** start GIVEN DATA **

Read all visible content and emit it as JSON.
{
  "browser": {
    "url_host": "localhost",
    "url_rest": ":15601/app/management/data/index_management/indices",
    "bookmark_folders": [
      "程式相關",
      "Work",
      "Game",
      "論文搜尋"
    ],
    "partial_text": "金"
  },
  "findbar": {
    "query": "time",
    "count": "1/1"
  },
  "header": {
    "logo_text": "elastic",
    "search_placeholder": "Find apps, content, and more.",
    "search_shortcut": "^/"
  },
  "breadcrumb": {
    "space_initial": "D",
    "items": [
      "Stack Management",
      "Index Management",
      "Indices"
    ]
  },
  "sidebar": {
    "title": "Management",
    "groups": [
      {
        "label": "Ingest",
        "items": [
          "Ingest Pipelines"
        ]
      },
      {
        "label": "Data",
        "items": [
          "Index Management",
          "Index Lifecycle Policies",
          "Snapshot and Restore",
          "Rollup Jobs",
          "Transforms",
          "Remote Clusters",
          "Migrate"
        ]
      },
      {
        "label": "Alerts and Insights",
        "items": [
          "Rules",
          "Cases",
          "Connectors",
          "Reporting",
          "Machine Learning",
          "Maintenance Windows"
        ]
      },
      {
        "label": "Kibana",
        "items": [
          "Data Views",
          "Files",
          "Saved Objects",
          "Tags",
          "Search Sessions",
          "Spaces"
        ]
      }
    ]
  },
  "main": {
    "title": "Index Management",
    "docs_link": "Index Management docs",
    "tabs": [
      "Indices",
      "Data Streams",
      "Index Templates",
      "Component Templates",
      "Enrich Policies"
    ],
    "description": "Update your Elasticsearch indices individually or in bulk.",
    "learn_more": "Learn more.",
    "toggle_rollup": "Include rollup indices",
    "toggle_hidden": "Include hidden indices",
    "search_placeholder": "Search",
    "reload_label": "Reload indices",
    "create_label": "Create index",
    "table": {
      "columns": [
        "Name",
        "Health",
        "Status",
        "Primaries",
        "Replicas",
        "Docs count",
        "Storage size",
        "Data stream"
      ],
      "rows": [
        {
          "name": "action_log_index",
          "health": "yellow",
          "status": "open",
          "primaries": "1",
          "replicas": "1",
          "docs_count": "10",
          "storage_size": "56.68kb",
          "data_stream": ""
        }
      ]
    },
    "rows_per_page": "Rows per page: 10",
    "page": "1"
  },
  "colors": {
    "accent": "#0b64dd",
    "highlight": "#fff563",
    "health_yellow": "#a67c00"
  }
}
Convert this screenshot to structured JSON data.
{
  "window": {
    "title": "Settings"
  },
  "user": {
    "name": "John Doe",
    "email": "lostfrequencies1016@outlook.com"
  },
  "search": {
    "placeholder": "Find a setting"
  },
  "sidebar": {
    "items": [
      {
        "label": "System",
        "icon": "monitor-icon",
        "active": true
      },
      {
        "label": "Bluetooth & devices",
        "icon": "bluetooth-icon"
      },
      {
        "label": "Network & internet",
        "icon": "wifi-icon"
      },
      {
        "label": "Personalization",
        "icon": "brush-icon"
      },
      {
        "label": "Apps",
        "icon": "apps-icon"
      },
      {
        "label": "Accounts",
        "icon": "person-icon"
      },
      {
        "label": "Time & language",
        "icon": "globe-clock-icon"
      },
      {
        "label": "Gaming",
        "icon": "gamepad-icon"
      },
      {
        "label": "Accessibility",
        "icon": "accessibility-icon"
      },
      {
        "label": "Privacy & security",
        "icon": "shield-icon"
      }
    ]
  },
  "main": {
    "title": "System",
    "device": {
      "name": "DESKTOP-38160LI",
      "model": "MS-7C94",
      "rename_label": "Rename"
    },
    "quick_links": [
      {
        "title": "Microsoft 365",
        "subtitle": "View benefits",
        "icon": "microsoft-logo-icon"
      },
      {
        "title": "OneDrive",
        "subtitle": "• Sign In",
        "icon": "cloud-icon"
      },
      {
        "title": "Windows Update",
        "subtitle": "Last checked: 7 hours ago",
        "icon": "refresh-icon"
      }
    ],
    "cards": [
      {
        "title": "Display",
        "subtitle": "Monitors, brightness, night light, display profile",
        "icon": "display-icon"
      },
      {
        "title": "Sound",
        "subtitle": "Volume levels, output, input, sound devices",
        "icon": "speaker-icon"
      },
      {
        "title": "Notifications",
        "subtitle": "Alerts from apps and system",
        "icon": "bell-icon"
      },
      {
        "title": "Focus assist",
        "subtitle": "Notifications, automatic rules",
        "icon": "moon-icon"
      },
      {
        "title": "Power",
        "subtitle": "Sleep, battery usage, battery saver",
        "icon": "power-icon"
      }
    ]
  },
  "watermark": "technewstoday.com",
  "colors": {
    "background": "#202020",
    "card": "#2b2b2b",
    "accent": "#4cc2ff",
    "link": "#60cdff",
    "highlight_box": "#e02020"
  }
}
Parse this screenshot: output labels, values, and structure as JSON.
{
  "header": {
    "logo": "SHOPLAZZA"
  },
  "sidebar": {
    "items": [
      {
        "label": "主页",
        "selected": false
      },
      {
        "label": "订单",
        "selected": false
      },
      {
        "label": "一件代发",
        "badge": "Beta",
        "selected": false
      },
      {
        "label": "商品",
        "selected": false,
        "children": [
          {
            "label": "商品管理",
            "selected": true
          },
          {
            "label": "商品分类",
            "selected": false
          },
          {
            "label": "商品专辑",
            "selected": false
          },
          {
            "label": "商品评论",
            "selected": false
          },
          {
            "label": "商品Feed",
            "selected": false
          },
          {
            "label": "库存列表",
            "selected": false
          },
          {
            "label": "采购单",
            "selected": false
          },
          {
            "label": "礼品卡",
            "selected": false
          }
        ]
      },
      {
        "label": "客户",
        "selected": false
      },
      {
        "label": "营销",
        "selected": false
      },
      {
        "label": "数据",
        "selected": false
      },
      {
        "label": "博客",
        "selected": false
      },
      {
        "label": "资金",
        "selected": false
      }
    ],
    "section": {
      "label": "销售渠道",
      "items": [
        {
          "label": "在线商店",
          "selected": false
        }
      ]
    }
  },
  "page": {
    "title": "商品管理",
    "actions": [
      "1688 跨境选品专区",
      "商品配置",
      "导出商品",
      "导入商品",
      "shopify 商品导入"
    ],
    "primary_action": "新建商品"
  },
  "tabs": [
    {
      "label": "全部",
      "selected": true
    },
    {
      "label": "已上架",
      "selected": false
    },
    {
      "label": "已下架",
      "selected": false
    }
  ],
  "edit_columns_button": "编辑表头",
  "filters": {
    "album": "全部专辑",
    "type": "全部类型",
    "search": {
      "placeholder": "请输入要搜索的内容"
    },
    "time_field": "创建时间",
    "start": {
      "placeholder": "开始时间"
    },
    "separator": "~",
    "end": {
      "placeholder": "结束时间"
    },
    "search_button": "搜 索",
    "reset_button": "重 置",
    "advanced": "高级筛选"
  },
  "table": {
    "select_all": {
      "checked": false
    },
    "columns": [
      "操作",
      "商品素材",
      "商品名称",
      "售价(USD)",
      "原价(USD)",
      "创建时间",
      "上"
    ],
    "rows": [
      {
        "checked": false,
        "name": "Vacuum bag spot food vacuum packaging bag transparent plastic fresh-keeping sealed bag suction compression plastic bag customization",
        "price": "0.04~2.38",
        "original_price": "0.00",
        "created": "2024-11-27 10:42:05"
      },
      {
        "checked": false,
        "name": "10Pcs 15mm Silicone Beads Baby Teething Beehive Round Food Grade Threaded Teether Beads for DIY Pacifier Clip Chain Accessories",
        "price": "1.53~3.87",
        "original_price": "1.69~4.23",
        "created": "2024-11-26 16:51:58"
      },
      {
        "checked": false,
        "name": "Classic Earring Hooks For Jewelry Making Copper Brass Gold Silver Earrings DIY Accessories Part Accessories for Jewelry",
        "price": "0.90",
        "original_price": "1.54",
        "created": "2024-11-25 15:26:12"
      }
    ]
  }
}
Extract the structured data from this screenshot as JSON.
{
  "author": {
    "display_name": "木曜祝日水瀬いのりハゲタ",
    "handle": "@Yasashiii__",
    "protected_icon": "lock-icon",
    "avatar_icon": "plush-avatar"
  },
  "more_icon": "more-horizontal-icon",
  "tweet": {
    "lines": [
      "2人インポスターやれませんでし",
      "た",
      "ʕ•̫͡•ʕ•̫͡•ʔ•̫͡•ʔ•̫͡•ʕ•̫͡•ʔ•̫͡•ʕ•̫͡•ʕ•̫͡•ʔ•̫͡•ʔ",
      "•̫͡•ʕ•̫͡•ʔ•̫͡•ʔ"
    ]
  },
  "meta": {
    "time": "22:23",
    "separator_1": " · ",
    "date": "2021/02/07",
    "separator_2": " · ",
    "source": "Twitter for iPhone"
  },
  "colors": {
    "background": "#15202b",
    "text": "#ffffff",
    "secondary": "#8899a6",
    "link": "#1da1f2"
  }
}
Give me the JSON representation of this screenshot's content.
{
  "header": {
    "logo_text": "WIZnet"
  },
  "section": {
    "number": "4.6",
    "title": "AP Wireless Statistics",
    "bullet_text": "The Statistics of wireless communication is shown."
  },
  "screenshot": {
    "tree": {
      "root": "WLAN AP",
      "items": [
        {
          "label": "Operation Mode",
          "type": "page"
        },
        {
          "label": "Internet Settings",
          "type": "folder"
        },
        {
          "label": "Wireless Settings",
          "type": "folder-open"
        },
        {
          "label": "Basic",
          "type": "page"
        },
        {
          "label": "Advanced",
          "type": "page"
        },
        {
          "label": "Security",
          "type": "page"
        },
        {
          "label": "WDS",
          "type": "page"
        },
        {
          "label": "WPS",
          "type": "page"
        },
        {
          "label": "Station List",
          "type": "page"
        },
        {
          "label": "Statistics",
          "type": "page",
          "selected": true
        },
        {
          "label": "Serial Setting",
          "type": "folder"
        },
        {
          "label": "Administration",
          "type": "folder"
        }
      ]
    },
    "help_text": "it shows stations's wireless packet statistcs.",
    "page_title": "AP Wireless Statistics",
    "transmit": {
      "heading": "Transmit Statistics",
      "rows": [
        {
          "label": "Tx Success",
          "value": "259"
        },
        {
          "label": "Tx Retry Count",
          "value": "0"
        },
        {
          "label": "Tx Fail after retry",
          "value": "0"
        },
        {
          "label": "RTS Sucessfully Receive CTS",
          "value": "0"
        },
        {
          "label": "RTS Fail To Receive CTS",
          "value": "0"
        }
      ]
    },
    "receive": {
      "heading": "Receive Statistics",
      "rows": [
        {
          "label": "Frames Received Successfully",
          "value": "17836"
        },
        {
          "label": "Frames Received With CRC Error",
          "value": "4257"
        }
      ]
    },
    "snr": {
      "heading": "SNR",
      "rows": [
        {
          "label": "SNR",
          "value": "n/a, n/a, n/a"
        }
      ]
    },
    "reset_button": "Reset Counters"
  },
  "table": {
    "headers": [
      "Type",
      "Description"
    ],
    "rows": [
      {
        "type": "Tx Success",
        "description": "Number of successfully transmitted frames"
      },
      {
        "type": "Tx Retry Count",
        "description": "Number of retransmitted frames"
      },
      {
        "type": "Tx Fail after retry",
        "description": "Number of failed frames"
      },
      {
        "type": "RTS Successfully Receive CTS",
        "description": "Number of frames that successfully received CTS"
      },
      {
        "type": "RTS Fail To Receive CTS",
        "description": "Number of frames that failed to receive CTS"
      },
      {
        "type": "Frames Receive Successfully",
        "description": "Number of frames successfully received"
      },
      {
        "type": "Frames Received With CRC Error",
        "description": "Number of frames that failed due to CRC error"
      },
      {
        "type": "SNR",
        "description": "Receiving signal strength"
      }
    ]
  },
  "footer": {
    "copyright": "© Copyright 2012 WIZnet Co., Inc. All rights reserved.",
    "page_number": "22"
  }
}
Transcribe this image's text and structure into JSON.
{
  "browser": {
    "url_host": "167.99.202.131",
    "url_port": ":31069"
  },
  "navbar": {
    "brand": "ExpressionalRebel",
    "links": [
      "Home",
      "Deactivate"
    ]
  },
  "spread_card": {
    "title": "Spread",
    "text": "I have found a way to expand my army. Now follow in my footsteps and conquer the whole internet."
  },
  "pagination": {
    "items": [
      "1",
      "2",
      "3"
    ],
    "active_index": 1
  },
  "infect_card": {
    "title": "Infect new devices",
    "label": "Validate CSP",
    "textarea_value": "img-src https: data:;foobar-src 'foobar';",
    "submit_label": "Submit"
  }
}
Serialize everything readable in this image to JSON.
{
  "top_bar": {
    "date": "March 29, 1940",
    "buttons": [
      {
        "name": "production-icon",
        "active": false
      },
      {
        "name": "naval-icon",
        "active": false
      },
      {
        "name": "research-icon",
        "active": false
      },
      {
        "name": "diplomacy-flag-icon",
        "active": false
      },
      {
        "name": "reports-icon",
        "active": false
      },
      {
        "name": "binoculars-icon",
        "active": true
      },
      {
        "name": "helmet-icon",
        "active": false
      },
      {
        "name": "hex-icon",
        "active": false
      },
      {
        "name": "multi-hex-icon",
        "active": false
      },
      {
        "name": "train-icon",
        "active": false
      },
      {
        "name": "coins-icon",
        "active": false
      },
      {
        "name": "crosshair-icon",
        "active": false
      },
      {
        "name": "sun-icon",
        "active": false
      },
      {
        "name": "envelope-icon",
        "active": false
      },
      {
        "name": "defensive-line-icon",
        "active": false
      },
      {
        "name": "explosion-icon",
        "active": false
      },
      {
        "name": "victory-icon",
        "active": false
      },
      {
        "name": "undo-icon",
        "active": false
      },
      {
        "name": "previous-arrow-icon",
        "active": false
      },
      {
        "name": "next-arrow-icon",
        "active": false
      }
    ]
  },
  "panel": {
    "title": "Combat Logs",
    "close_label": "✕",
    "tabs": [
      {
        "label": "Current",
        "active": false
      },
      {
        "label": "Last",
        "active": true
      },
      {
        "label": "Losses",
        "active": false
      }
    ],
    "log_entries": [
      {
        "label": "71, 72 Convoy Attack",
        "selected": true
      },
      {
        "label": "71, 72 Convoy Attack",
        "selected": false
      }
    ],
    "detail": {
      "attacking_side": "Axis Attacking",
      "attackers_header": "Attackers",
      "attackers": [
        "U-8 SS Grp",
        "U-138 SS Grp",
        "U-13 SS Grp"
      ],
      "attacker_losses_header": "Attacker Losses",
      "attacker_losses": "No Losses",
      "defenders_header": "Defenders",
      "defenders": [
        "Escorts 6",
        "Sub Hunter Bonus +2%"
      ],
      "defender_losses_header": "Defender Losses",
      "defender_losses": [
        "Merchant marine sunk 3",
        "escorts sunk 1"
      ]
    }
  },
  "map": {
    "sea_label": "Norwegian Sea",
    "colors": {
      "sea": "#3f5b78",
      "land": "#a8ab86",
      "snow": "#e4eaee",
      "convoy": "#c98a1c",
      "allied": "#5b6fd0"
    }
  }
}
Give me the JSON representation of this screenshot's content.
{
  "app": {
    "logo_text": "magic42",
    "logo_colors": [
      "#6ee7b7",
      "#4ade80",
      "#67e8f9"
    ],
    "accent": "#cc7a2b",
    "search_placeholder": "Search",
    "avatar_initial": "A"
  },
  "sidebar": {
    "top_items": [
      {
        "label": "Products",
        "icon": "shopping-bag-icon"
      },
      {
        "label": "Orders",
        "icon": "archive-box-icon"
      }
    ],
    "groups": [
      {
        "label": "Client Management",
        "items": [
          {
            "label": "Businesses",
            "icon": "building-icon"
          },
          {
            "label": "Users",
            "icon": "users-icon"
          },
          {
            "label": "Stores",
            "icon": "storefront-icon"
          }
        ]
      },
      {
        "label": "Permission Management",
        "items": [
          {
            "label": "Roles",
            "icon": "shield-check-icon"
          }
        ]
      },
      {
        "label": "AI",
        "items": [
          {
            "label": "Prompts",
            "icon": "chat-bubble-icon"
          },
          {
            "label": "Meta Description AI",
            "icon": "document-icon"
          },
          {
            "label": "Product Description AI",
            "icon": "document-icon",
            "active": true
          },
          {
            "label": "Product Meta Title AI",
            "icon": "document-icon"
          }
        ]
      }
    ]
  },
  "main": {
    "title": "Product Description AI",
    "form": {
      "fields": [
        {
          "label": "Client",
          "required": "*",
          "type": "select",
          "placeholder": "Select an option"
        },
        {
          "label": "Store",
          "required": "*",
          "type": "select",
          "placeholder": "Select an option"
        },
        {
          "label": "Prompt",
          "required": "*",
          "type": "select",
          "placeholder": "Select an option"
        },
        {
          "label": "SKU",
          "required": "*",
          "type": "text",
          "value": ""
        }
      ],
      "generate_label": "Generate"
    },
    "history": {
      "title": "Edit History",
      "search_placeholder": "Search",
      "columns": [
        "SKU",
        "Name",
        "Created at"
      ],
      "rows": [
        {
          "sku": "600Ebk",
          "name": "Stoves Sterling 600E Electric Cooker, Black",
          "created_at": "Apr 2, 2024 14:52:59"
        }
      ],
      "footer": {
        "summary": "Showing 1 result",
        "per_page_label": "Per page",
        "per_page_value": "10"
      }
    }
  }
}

** end GIVEN DATA **

Find how many lines hold the string "Client", and state that number alone.

2